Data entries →
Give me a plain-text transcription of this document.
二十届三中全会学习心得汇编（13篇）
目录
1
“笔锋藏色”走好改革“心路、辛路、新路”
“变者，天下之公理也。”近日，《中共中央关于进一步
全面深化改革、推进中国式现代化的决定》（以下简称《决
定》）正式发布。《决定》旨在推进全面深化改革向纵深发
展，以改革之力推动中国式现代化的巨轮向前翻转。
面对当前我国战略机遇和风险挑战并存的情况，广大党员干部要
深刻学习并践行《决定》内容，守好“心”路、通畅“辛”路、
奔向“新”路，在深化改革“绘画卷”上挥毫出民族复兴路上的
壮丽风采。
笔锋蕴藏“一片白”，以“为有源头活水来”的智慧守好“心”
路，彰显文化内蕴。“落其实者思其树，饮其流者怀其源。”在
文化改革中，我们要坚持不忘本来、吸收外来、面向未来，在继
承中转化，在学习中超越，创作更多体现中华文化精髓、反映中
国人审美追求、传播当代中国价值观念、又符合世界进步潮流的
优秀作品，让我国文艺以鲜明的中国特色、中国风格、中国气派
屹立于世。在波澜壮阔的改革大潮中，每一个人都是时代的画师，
---
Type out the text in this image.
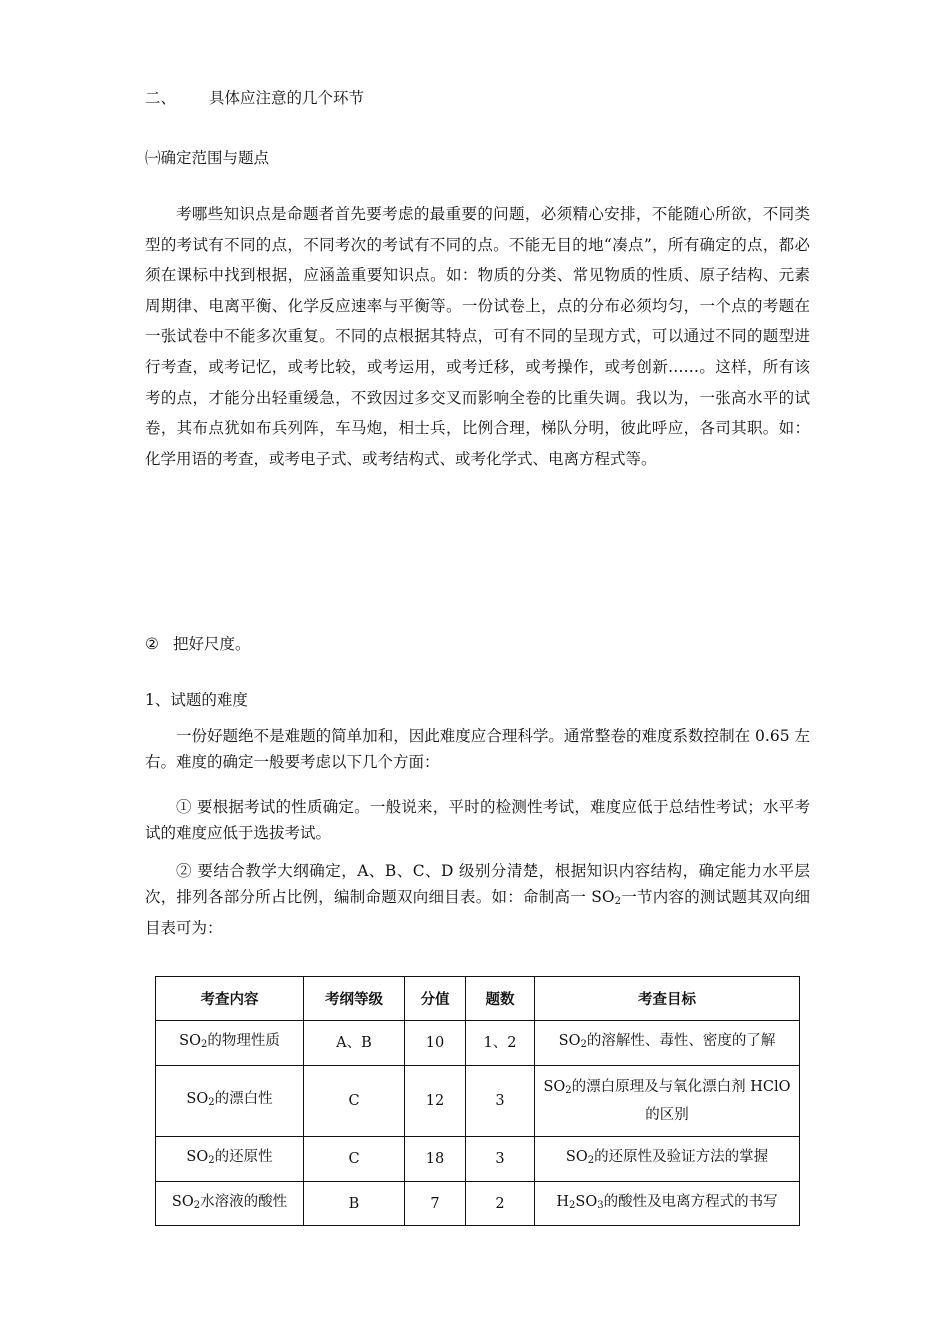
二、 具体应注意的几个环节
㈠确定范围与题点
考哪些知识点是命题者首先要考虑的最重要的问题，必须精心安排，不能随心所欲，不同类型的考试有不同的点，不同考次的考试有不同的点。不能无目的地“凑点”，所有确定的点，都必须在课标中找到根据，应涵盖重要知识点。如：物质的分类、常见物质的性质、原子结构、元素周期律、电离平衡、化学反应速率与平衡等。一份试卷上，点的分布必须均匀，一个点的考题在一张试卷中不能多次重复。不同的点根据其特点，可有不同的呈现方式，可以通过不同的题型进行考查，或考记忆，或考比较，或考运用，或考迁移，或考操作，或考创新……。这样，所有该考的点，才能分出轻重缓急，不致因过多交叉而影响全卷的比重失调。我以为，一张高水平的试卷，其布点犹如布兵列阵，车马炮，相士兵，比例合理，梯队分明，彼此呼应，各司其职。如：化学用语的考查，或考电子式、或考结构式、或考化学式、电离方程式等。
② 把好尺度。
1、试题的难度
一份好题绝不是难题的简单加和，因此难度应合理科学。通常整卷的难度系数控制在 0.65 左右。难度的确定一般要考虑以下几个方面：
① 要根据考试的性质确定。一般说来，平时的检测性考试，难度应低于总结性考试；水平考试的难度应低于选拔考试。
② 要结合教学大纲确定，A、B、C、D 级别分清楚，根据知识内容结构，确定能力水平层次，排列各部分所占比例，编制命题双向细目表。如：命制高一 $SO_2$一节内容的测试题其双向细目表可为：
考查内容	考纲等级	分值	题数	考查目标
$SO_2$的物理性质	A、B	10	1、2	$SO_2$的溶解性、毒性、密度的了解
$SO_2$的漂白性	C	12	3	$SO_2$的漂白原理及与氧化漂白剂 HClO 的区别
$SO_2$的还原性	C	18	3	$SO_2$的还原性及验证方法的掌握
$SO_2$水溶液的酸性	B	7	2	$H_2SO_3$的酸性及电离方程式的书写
* * *
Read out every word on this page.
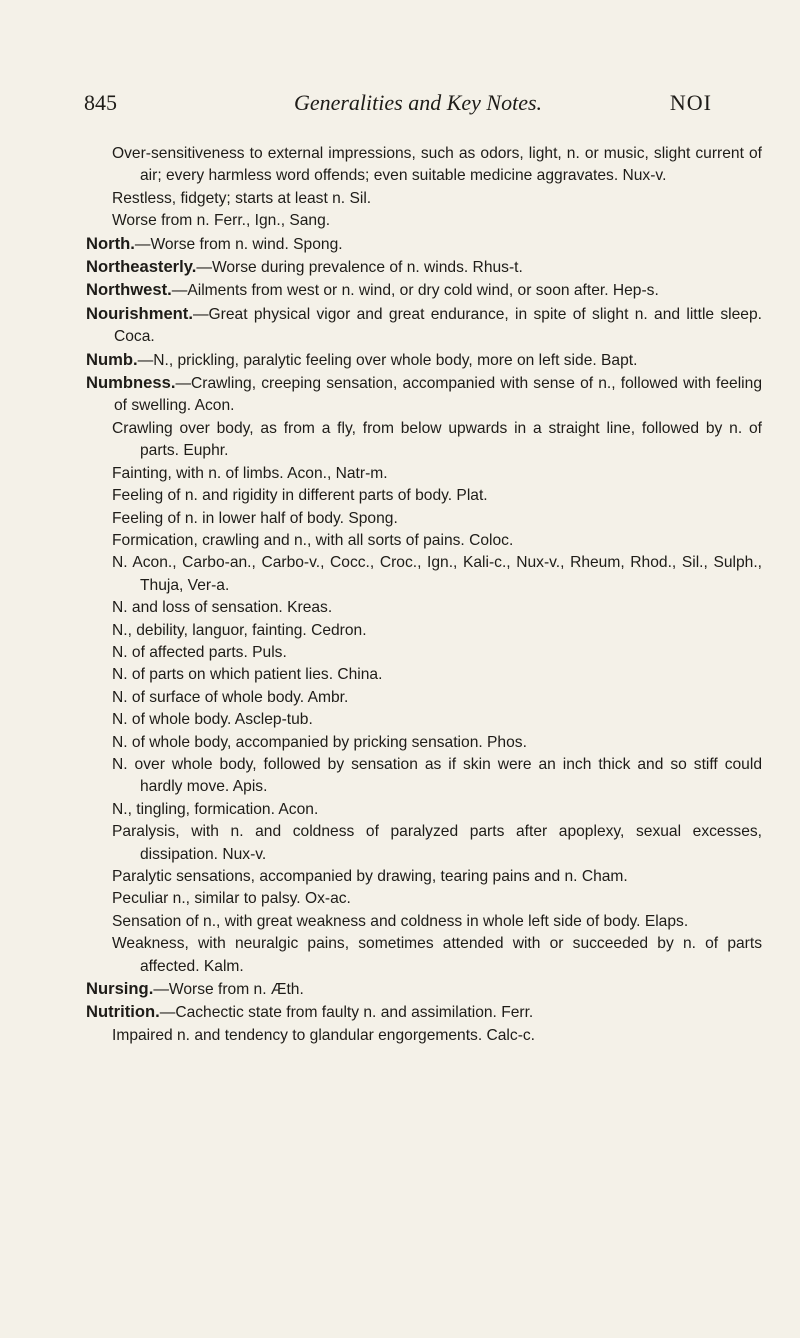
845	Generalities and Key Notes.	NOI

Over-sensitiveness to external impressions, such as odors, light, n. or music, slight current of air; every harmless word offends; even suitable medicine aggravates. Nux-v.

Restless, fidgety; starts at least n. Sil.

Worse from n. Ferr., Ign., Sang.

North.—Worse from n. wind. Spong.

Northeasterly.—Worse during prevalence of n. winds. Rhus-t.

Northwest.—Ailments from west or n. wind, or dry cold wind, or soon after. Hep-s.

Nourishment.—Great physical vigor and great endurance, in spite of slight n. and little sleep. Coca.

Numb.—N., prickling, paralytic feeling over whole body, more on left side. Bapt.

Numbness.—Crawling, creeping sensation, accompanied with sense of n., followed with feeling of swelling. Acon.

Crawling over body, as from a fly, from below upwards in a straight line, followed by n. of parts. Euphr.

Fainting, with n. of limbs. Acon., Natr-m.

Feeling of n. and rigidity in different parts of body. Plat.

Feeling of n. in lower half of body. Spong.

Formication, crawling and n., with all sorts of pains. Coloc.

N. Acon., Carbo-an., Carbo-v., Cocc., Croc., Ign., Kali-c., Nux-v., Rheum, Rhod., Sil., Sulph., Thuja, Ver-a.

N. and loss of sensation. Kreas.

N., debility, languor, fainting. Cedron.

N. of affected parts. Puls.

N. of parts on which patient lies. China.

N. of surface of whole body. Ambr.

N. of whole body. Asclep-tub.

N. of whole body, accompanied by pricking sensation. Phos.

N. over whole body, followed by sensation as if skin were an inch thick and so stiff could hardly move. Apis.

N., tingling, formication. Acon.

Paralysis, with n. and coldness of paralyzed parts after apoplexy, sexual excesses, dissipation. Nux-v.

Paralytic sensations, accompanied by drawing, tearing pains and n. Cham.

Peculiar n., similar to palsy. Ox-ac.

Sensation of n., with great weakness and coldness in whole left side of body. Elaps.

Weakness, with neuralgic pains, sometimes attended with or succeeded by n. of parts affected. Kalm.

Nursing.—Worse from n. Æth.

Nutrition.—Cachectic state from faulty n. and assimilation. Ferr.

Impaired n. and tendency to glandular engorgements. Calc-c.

Requirements →
Search the preceding listing for "side" and extract every line where it is found.

Finished exercise →
Numb.—N., prickling, paralytic feeling over whole body, more on left side. Bapt.
Sensation of n., with great weakness and coldness in whole left side of body. Elaps.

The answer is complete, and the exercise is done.